Material to process –
□ □ □ □

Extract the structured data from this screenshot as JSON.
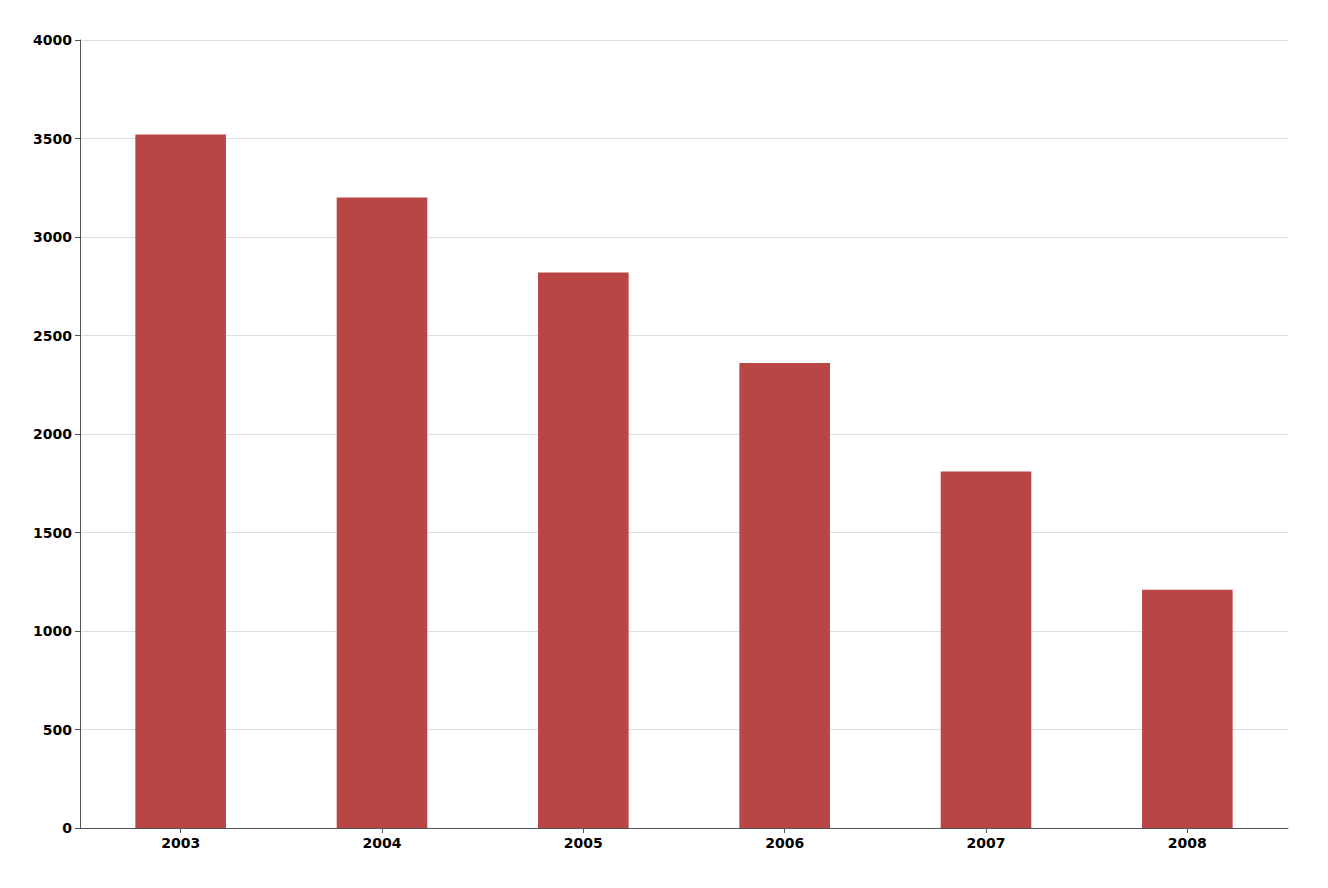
{
  "chart_data": {
    "type": "bar",
    "categories": [
      "2003",
      "2004",
      "2005",
      "2006",
      "2007",
      "2008"
    ],
    "values": [
      3520,
      3200,
      2820,
      2360,
      1810,
      1210
    ],
    "color": "#b94545",
    "ylim": [
      0,
      4000
    ],
    "yticks": [
      0,
      500,
      1000,
      1500,
      2000,
      2500,
      3000,
      3500,
      4000
    ],
    "grid": true
  }
}
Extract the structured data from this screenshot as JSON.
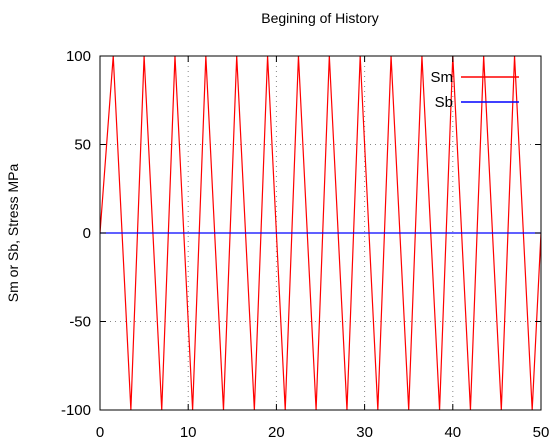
{
  "chart_data": {
    "type": "line",
    "title": "Begining of History",
    "xlabel": "",
    "ylabel": "Sm or Sb, Stress MPa",
    "xlim": [
      0,
      50
    ],
    "ylim": [
      -100,
      100
    ],
    "x_ticks": [
      "0",
      "10",
      "20",
      "30",
      "40",
      "50"
    ],
    "y_ticks": [
      "100",
      "50",
      "0",
      "-50",
      "-100"
    ],
    "grid": true,
    "legend_position": "top-right",
    "series": [
      {
        "name": "Sm",
        "color": "#ff0000",
        "x": [
          0,
          1.5,
          3.5,
          5,
          7,
          8.5,
          10.5,
          12,
          14,
          15.5,
          17.5,
          19,
          21,
          22.5,
          24.5,
          26,
          28,
          29.5,
          31.5,
          33,
          35,
          36.5,
          38.5,
          40,
          42,
          43.5,
          45.5,
          47,
          49,
          50
        ],
        "y": [
          0,
          100,
          -100,
          100,
          -100,
          100,
          -100,
          100,
          -100,
          100,
          -100,
          100,
          -100,
          100,
          -100,
          100,
          -100,
          100,
          -100,
          100,
          -100,
          100,
          -100,
          100,
          -100,
          100,
          -100,
          100,
          -100,
          0
        ]
      },
      {
        "name": "Sb",
        "color": "#0000ff",
        "x": [
          0,
          50
        ],
        "y": [
          0,
          0
        ]
      }
    ]
  }
}
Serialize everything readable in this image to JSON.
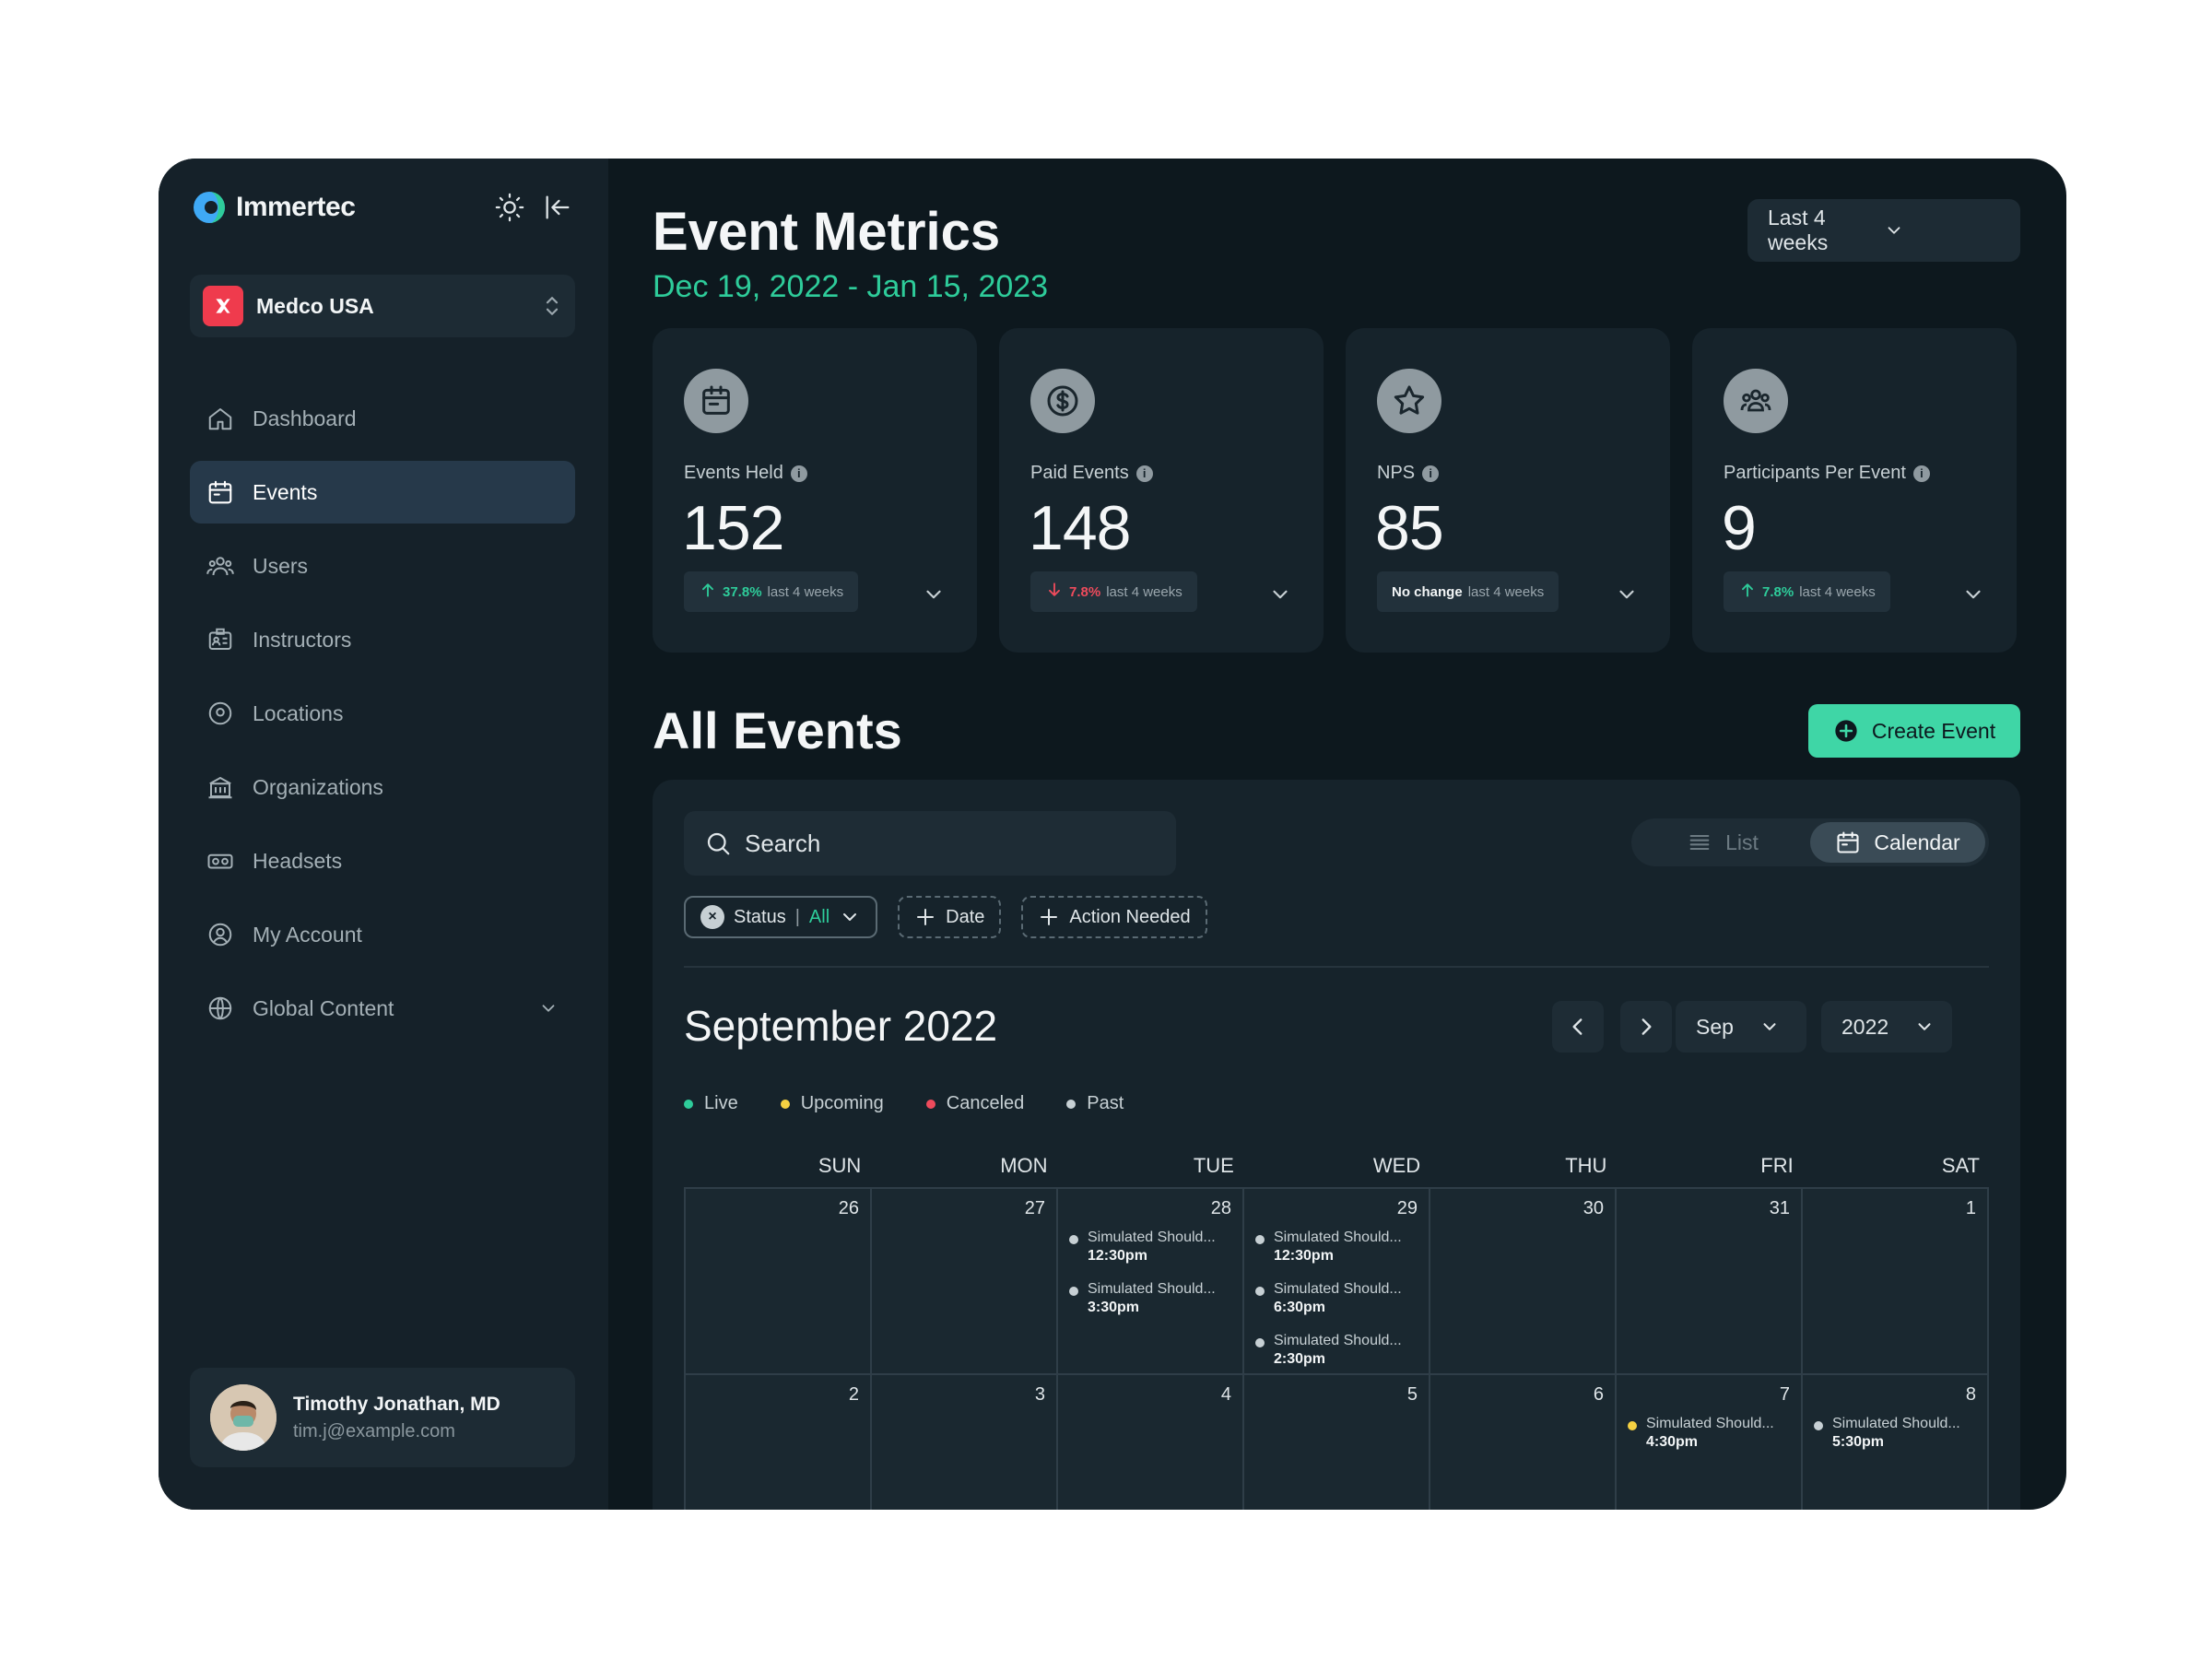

□ □ □ □

Task details – Copy the records word for word, leaving no picture in the copy.

Response to the exercise –
Extract the structured data from this screenshot as JSON.
{
  "chart_data": {
    "type": "bar",
    "categories": [
      "2003",
      "2004",
      "2005",
      "2006",
      "2007",
      "2008"
    ],
    "values": [
      3520,
      3200,
      2820,
      2360,
      1810,
      1210
    ],
    "color": "#b94545",
    "ylim": [
      0,
      4000
    ],
    "yticks": [
      0,
      500,
      1000,
      1500,
      2000,
      2500,
      3000,
      3500,
      4000
    ],
    "grid": true
  }
}
Extract the structured data from this screenshot as JSON.
{
  "chart_data": {
    "type": "line",
    "title": "Begining of History",
    "xlabel": "",
    "ylabel": "Sm or Sb, Stress MPa",
    "xlim": [
      0,
      50
    ],
    "ylim": [
      -100,
      100
    ],
    "x_ticks": [
      "0",
      "10",
      "20",
      "30",
      "40",
      "50"
    ],
    "y_ticks": [
      "100",
      "50",
      "0",
      "-50",
      "-100"
    ],
    "grid": true,
    "legend_position": "top-right",
    "series": [
      {
        "name": "Sm",
        "color": "#ff0000",
        "x": [
          0,
          1.5,
          3.5,
          5,
          7,
          8.5,
          10.5,
          12,
          14,
          15.5,
          17.5,
          19,
          21,
          22.5,
          24.5,
          26,
          28,
          29.5,
          31.5,
          33,
          35,
          36.5,
          38.5,
          40,
          42,
          43.5,
          45.5,
          47,
          49,
          50
        ],
        "y": [
          0,
          100,
          -100,
          100,
          -100,
          100,
          -100,
          100,
          -100,
          100,
          -100,
          100,
          -100,
          100,
          -100,
          100,
          -100,
          100,
          -100,
          100,
          -100,
          100,
          -100,
          100,
          -100,
          100,
          -100,
          100,
          -100,
          0
        ]
      },
      {
        "name": "Sb",
        "color": "#0000ff",
        "x": [
          0,
          50
        ],
        "y": [
          0,
          0
        ]
      }
    ]
  }
}
Serialize everything readable in this image to JSON.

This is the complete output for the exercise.